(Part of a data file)
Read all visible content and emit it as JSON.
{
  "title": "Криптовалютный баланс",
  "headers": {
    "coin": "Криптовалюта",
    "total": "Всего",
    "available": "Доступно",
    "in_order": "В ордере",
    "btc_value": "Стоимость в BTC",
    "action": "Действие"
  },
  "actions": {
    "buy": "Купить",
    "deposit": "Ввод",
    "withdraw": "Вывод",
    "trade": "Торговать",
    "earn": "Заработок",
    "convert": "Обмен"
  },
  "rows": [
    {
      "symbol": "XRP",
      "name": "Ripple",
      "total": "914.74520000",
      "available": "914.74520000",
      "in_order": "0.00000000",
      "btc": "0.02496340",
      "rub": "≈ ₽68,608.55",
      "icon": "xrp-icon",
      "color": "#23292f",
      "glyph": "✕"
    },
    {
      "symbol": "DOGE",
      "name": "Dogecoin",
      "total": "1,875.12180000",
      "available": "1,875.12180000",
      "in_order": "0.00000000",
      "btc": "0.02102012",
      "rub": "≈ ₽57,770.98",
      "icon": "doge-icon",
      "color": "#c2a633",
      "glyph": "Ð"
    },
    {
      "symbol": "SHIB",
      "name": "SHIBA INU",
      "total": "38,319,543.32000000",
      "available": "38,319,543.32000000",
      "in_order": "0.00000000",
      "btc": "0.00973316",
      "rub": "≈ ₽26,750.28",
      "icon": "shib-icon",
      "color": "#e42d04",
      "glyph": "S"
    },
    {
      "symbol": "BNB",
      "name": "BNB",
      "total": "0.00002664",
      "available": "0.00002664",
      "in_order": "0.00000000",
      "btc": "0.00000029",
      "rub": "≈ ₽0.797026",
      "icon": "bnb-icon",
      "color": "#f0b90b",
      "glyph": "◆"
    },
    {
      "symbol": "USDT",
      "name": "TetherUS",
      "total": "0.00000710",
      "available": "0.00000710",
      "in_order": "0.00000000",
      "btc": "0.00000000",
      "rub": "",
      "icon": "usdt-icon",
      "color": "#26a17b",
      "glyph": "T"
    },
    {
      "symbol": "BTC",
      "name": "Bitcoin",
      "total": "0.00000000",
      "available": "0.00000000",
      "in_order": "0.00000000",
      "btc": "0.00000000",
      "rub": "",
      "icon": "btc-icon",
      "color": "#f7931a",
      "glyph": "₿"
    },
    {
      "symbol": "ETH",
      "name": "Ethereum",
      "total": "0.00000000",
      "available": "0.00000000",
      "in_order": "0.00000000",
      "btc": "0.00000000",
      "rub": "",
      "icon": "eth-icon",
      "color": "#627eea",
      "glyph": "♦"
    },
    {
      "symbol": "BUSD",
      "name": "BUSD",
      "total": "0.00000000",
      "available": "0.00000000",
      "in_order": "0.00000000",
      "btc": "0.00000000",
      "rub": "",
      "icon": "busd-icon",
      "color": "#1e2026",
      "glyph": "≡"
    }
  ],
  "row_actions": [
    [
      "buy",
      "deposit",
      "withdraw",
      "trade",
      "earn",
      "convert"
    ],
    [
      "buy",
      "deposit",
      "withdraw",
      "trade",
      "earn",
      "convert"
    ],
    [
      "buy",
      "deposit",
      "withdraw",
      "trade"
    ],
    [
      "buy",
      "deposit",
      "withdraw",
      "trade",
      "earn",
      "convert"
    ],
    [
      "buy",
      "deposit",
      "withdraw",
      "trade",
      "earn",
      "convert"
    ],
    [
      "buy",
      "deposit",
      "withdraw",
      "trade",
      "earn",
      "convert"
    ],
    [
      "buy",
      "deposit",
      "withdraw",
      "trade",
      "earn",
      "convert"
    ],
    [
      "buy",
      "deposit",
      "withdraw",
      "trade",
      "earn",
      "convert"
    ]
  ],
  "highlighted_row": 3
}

---

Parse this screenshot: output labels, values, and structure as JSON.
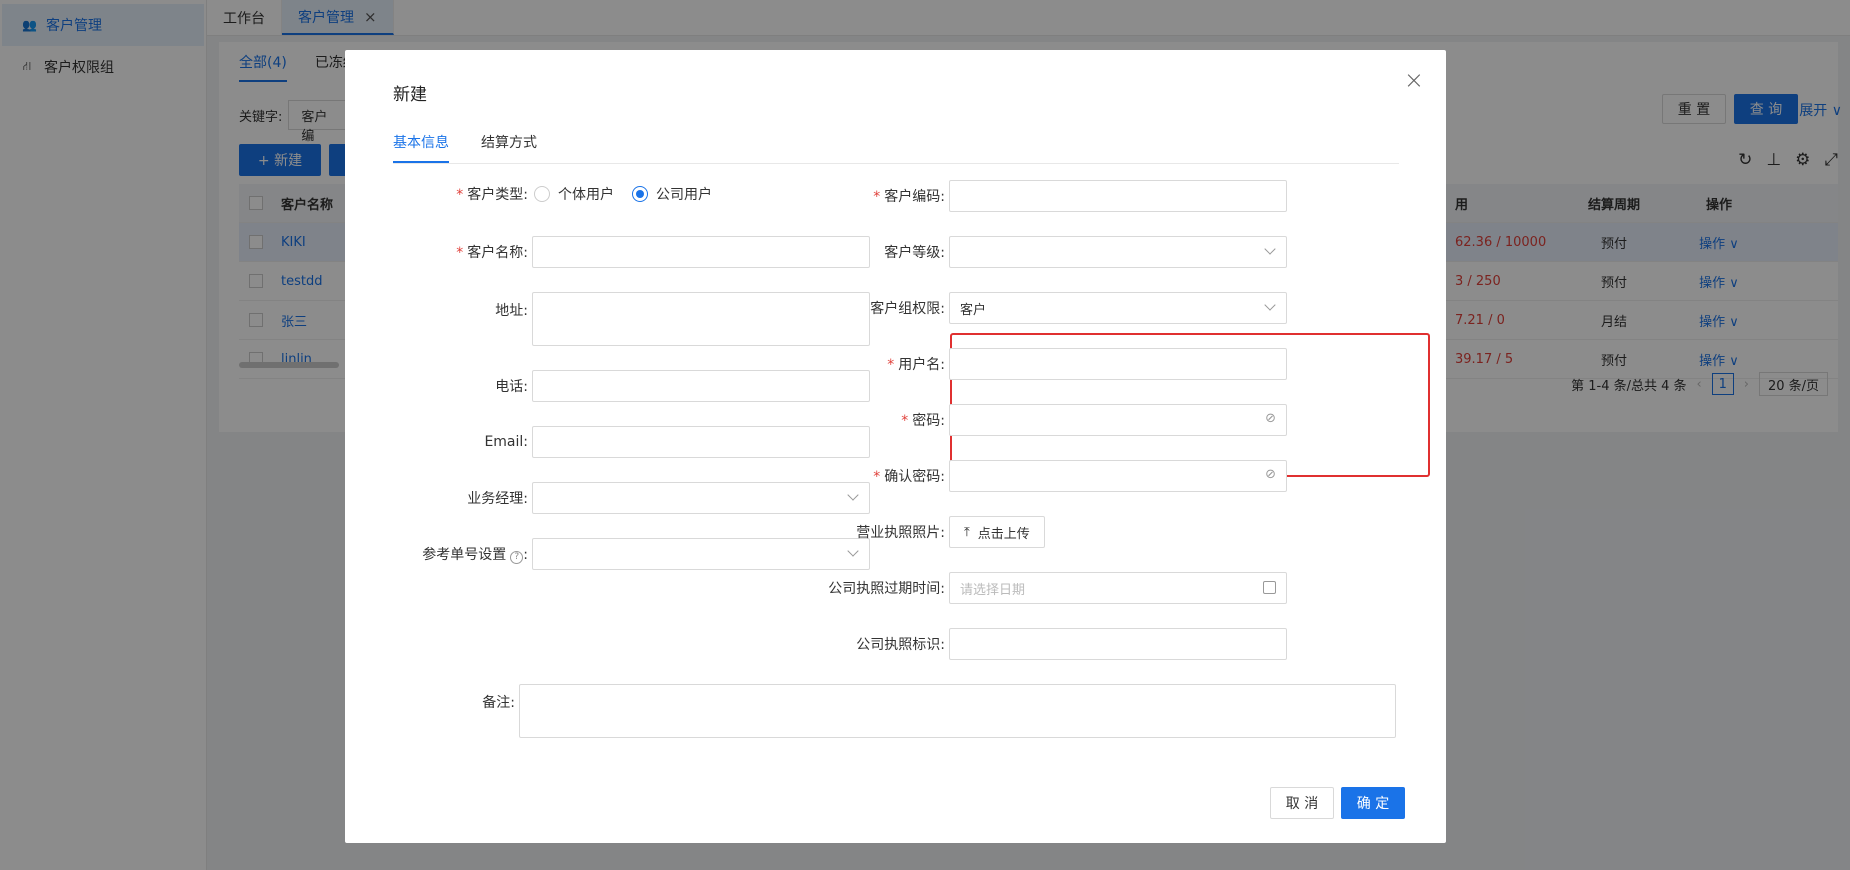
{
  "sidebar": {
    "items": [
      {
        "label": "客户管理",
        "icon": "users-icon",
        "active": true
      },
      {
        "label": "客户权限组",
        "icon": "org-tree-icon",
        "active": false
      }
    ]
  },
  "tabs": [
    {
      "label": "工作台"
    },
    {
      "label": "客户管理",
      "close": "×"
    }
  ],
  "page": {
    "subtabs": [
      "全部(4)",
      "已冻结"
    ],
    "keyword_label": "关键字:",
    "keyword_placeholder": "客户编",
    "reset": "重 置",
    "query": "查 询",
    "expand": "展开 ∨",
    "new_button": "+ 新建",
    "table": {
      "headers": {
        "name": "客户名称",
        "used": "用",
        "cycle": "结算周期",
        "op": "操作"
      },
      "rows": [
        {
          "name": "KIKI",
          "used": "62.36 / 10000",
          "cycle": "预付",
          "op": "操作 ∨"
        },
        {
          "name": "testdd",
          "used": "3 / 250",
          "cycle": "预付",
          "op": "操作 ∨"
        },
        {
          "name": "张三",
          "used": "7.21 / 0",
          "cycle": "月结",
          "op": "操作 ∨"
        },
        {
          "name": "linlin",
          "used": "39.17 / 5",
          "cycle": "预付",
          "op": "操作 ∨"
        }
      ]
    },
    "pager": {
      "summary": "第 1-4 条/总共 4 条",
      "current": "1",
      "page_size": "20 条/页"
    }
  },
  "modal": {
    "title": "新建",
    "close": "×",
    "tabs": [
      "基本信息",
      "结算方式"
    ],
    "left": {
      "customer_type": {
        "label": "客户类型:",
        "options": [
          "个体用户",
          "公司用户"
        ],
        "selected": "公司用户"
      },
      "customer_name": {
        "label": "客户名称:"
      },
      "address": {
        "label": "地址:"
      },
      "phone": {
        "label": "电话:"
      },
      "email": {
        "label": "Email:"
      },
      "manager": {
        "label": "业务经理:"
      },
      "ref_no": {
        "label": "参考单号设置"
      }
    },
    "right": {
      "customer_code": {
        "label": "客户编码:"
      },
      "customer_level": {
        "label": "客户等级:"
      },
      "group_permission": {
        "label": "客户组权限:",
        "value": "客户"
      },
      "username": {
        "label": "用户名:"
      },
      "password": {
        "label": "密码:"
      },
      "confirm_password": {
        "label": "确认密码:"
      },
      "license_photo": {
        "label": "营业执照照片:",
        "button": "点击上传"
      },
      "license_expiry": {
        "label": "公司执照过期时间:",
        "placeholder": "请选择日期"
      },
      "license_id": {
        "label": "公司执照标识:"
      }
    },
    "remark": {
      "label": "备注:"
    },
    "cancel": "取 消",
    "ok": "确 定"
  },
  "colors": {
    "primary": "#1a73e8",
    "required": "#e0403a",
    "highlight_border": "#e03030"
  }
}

:: PROBLEM REQUIREMENTS ::
Look through the data above. Find each line with the string "glyph" and copy it.

:: WRITTEN ANSWER ::
      "glyph": "✕"
      "glyph": "Ð"
      "glyph": "S"
      "glyph": "◆"
      "glyph": "T"
      "glyph": "₿"
      "glyph": "♦"
      "glyph": "≡"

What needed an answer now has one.